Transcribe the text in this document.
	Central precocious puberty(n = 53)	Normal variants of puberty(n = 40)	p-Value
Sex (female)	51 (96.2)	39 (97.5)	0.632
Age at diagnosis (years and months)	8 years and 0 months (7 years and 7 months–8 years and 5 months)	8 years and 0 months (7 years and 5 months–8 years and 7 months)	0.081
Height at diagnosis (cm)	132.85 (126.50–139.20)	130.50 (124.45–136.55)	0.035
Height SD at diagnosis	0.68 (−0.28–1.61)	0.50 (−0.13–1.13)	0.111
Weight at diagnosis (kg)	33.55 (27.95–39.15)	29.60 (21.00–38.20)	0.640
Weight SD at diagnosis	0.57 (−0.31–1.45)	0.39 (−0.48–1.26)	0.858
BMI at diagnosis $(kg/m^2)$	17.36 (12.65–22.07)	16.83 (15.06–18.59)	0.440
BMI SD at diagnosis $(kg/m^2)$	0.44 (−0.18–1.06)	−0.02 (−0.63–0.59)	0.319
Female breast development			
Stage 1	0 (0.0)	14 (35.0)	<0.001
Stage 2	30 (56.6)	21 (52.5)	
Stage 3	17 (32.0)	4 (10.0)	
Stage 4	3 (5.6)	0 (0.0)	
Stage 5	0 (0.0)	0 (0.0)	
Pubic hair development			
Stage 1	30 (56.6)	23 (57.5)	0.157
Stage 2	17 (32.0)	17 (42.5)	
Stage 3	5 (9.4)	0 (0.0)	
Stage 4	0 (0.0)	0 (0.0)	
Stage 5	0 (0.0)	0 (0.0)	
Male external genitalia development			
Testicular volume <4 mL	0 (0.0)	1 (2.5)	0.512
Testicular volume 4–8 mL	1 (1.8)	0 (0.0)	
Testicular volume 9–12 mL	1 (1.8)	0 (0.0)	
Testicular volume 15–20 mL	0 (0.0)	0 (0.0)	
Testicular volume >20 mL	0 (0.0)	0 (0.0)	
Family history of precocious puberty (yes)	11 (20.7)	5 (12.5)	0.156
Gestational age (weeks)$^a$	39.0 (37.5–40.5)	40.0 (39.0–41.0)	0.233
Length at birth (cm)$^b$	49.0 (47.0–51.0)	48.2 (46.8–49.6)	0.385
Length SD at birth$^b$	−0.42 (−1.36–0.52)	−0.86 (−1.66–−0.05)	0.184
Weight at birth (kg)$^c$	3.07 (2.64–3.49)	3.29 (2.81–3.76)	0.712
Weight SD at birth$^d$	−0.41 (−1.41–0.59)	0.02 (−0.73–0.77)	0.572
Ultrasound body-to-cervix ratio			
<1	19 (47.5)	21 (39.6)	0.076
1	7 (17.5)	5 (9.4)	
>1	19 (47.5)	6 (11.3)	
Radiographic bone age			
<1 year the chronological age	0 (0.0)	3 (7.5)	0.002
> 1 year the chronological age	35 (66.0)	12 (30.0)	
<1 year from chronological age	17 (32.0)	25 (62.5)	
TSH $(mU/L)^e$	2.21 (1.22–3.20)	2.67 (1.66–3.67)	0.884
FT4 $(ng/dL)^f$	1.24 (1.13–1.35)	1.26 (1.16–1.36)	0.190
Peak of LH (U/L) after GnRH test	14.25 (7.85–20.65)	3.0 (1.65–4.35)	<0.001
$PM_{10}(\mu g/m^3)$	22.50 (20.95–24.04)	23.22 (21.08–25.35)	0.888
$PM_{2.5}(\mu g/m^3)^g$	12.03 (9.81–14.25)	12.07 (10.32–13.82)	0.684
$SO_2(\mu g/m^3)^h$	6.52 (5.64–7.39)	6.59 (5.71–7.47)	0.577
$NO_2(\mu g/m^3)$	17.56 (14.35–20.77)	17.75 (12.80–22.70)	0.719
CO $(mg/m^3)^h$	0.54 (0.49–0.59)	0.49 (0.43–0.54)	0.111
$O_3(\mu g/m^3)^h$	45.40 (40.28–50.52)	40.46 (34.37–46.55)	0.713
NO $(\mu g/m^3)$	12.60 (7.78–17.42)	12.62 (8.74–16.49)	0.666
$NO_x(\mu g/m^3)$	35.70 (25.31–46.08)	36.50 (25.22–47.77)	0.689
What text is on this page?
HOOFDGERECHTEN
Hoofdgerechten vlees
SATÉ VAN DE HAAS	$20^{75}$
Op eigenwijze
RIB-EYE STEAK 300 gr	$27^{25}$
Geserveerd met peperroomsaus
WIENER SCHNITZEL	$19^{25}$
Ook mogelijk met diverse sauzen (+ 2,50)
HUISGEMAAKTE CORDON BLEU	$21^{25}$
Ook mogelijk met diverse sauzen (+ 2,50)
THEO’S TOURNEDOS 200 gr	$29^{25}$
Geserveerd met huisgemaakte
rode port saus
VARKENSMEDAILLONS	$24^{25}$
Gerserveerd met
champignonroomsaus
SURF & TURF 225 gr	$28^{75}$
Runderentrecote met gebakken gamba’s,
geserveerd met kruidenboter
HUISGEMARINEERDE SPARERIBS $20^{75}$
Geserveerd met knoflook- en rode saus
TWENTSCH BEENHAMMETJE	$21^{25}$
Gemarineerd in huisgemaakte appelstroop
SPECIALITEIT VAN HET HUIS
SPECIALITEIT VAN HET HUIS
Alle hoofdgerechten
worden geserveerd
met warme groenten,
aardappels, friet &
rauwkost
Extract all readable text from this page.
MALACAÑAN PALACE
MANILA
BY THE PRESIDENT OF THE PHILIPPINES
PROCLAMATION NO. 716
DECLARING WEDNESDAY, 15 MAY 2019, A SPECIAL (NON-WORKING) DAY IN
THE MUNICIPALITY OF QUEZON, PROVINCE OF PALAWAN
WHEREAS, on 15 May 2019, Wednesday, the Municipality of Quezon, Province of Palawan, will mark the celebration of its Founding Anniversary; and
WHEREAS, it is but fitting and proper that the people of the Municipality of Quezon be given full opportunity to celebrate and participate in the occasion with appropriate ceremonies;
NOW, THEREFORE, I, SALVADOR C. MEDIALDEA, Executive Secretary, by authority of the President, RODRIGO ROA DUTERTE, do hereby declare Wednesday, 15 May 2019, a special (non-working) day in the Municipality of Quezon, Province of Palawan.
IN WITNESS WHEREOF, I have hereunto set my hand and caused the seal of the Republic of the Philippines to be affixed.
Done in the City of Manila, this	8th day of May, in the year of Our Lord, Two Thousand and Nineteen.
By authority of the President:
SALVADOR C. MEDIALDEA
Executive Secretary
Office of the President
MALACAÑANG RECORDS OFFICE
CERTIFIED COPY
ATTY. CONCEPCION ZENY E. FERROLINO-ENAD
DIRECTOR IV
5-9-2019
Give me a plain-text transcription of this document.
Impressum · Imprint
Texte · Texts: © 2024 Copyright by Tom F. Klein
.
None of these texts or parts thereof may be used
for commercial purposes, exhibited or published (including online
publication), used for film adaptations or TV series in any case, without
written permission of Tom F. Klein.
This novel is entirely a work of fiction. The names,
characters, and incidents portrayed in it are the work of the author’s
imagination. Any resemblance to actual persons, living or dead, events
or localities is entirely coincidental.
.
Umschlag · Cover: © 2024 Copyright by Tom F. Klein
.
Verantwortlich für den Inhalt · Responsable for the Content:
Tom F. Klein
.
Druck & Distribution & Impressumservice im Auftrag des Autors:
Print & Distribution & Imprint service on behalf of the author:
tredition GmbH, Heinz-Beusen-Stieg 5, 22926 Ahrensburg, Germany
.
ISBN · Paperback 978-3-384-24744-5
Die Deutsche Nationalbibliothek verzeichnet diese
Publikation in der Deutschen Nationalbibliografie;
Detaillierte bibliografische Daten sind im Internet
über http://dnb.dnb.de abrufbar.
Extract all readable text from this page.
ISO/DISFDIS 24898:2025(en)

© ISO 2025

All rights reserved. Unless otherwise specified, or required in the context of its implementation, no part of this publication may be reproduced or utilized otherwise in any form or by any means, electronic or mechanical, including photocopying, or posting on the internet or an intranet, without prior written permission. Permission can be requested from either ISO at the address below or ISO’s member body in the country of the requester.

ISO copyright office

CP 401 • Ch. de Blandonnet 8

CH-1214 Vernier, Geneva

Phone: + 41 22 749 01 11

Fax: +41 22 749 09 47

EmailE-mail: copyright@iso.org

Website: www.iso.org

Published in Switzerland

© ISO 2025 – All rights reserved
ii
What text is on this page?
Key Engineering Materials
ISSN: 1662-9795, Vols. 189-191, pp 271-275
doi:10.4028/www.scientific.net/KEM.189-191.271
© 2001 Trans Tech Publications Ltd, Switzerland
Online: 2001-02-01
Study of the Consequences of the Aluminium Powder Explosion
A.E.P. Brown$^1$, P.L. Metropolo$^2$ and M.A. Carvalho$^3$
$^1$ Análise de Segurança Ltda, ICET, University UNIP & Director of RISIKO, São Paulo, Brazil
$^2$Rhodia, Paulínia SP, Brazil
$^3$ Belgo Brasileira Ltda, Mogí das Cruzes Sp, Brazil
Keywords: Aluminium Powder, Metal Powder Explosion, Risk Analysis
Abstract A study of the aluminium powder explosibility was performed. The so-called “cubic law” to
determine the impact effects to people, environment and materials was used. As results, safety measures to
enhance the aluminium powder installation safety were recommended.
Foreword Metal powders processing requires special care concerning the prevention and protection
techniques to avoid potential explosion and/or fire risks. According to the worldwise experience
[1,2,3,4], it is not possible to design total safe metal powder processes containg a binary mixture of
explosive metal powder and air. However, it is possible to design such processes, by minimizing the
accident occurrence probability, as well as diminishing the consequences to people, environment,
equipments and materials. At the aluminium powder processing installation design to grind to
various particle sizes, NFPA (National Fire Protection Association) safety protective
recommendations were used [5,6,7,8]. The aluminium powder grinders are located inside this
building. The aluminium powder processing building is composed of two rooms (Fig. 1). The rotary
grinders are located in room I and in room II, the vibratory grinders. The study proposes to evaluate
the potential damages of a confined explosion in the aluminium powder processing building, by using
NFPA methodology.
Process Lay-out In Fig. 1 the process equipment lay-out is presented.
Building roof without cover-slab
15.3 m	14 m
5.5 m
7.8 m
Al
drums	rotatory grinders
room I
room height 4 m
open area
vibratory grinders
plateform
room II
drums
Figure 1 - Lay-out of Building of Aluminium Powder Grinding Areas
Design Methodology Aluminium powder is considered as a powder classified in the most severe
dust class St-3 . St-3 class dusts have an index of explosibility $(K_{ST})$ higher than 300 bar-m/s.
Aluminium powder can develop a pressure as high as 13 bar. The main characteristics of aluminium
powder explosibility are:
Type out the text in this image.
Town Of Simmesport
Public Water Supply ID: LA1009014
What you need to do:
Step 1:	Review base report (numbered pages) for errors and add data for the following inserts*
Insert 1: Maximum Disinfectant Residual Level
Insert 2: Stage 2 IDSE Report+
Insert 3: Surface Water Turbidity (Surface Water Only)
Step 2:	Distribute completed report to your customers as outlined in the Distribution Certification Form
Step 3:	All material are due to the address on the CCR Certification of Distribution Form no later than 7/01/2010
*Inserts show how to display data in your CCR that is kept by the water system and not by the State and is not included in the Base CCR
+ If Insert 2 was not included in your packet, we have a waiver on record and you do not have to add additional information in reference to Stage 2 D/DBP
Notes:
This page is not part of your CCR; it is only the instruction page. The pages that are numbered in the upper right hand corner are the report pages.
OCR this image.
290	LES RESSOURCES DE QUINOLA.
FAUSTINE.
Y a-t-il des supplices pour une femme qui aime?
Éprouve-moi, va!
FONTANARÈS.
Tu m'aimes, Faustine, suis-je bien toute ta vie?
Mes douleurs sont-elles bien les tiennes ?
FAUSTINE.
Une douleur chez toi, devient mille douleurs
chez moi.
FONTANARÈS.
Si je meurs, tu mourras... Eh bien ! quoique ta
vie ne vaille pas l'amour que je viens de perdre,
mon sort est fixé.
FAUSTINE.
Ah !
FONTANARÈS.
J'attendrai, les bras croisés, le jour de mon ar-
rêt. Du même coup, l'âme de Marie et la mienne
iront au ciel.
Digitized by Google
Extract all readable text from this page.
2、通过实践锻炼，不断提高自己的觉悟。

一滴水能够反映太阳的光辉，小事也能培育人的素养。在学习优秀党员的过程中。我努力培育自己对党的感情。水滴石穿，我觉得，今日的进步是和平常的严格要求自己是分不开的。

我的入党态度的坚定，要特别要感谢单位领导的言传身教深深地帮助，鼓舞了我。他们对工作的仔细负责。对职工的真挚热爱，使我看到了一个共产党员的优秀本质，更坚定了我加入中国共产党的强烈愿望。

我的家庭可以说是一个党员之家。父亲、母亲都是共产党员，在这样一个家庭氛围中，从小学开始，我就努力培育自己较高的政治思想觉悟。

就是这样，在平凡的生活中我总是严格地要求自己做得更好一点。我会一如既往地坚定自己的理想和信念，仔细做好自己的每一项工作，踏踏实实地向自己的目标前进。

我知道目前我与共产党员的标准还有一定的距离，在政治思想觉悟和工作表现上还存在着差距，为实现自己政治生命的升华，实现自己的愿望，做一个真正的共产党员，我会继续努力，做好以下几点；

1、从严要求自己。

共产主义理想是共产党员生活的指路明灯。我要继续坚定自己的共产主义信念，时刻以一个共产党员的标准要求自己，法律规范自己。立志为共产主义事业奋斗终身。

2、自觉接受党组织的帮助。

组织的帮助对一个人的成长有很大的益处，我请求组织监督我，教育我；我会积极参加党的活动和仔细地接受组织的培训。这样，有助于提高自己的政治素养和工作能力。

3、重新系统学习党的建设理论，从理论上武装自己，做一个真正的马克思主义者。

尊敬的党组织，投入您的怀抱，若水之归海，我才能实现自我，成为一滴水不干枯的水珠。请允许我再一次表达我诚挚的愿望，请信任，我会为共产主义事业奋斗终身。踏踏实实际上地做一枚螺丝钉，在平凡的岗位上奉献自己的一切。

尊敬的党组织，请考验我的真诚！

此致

§ **AIM**: Find the string "have" in the listing and return every line that holds it.

§ **RESULT**:
IN WITNESS WHEREOF, I have hereunto set my hand and caused the seal of the Republic of the Philippines to be affixed.
dust class St-3 . St-3 class dusts have an index of explosibility $(K_{ST})$ higher than 300 bar-m/s.
+ If Insert 2 was not included in your packet, we have a waiver on record and you do not have to add additional information in reference to Stage 2 D/DBP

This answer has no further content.